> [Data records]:
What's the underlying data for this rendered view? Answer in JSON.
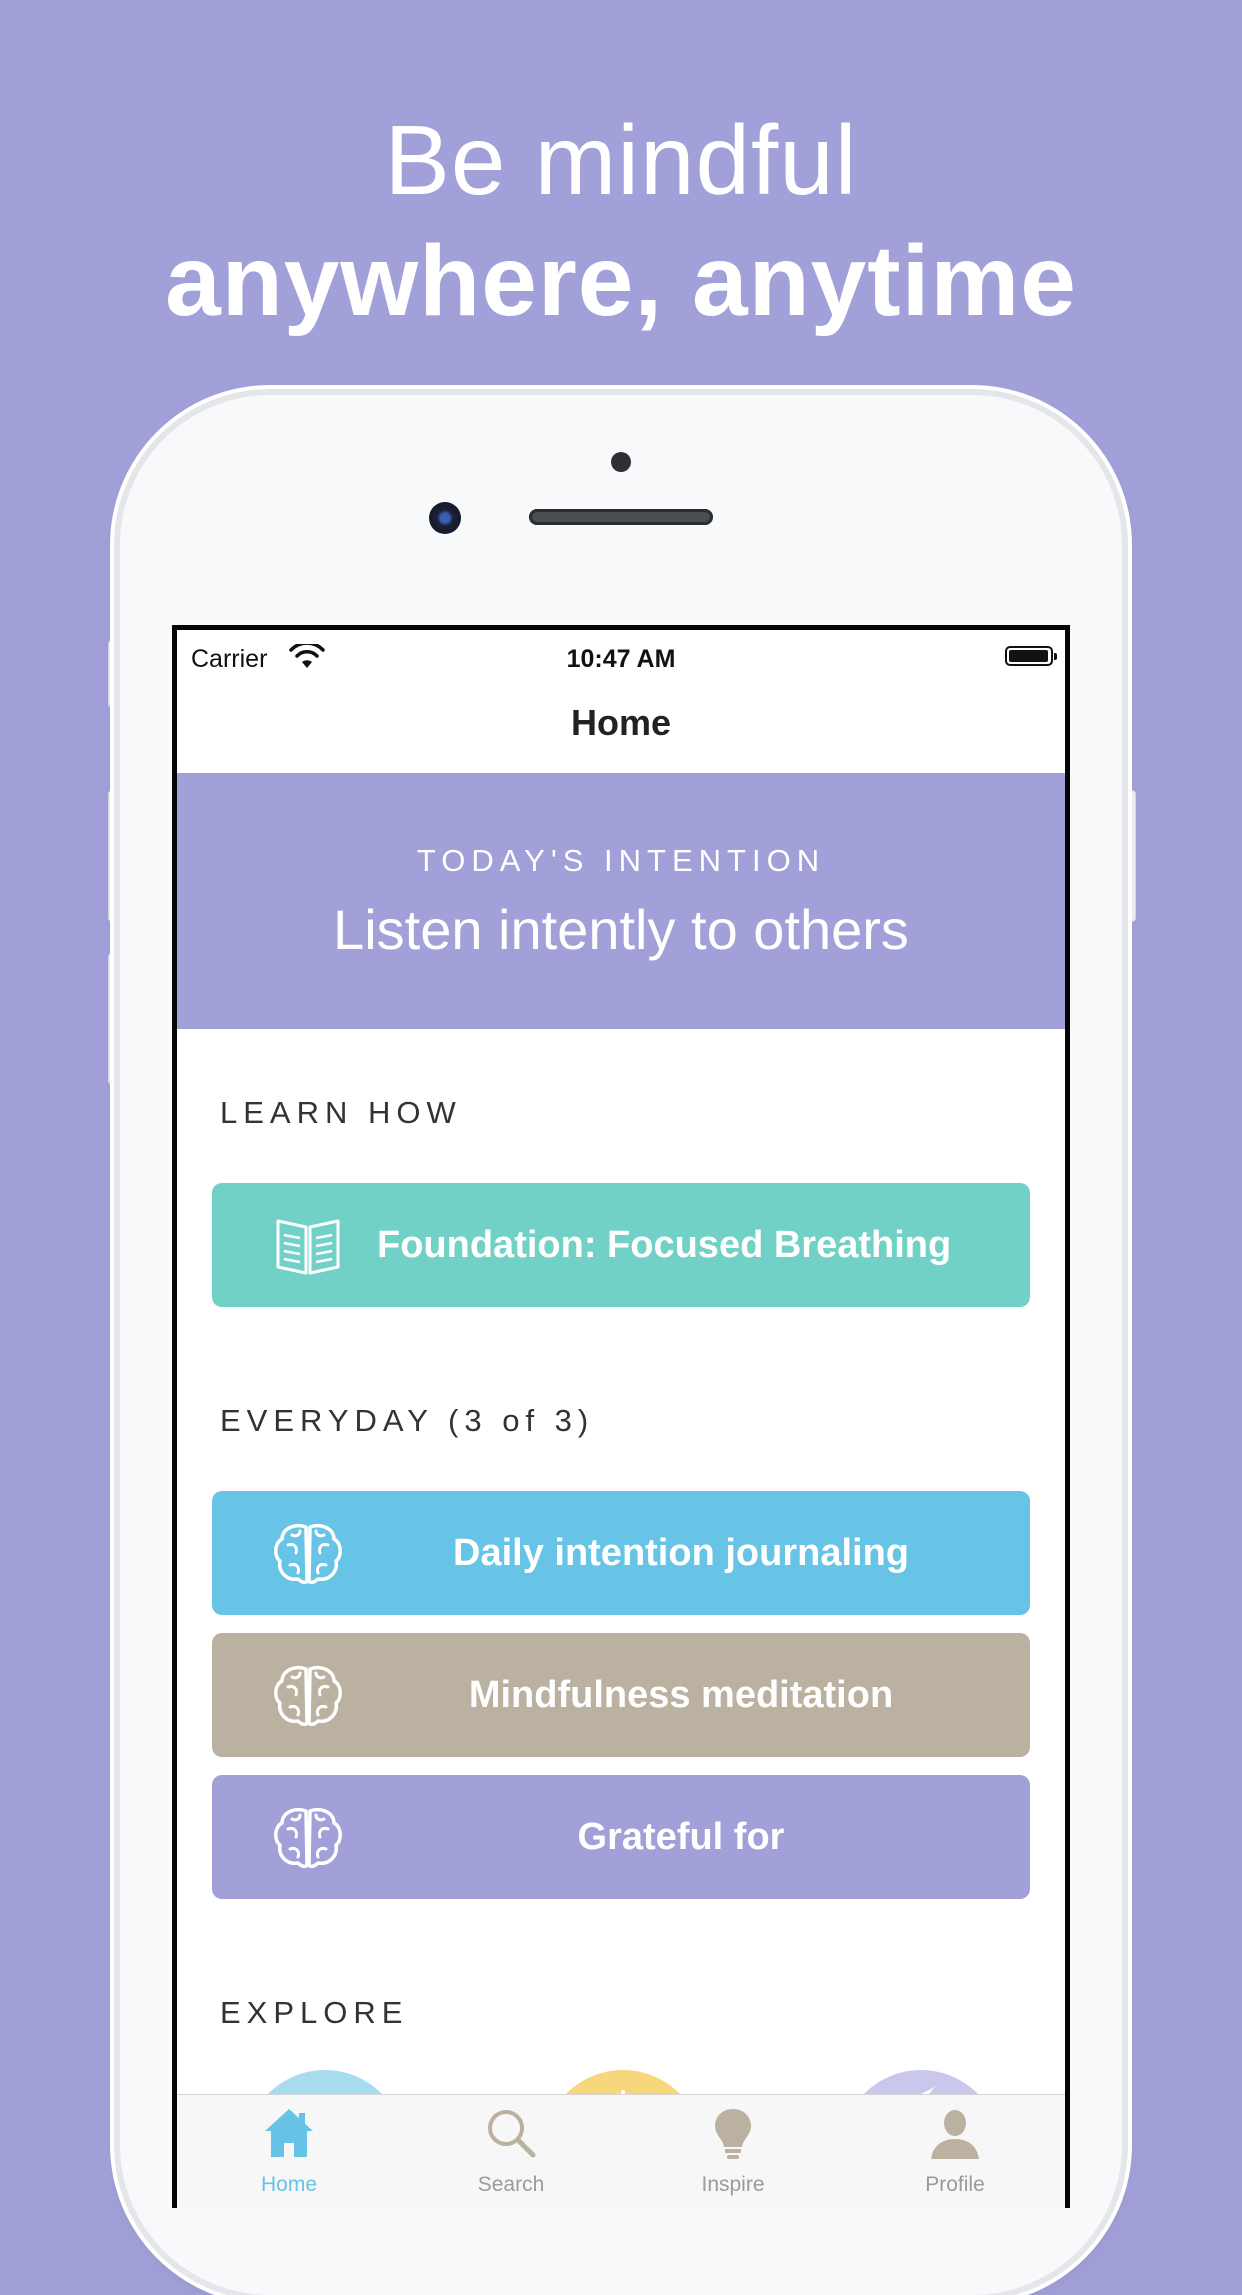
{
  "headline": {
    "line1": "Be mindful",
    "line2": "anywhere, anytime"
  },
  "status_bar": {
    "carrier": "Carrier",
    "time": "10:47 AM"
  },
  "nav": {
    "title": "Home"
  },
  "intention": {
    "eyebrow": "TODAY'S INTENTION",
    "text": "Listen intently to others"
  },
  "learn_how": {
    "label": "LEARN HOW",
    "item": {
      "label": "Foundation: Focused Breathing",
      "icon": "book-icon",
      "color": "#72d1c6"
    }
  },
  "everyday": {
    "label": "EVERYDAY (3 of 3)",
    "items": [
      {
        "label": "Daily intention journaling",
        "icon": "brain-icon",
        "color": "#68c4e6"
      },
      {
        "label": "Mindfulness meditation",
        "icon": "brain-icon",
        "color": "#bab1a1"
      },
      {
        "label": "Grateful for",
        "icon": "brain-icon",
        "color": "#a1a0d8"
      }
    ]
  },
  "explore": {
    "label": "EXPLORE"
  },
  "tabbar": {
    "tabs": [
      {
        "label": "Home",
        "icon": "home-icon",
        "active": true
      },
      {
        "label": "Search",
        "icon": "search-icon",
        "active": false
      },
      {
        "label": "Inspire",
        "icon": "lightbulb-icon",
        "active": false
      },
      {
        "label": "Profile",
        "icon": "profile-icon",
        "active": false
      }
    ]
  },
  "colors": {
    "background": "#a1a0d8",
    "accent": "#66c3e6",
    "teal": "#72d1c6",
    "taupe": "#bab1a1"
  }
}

--

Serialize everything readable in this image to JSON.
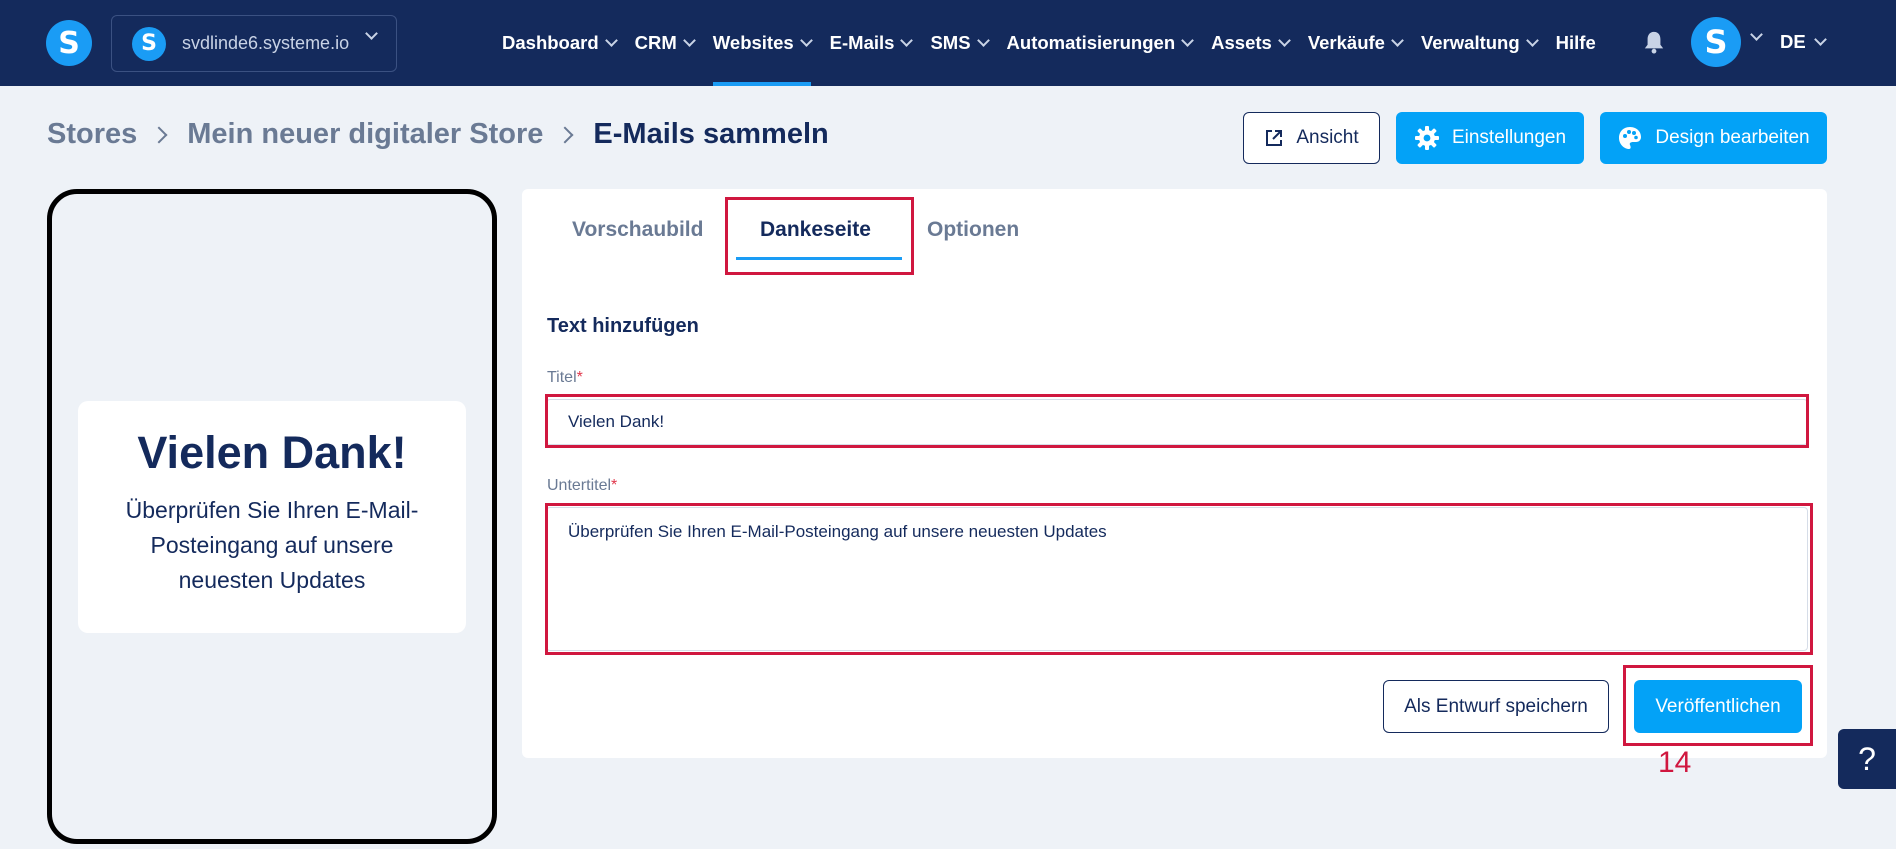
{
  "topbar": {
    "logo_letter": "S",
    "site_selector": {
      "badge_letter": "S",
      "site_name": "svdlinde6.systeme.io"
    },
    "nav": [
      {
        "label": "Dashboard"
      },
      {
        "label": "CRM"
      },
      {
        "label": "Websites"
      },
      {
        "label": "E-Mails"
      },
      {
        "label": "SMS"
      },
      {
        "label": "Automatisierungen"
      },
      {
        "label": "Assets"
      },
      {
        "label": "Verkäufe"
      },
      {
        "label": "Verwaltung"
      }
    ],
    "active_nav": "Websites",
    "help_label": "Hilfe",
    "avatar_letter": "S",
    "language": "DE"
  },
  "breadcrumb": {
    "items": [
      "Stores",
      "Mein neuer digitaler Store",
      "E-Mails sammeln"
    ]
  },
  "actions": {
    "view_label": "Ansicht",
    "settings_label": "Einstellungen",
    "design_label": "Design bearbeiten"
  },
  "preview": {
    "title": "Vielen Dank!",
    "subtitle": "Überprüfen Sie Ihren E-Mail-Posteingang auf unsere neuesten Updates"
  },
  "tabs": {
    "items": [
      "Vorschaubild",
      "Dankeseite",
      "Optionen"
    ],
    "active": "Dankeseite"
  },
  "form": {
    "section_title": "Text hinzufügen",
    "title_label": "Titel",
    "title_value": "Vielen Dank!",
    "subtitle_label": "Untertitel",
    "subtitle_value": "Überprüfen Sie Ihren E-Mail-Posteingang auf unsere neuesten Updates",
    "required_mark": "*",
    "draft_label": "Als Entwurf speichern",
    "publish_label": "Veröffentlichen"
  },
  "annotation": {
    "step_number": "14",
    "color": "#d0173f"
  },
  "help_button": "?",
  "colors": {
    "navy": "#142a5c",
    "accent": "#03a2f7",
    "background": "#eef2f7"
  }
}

> [DIRECTIONS]:
From the data above, copy each line where the string "Websites" appears.

> [RESULT BELOW]:
        "label": "Websites"
    "active_nav": "Websites",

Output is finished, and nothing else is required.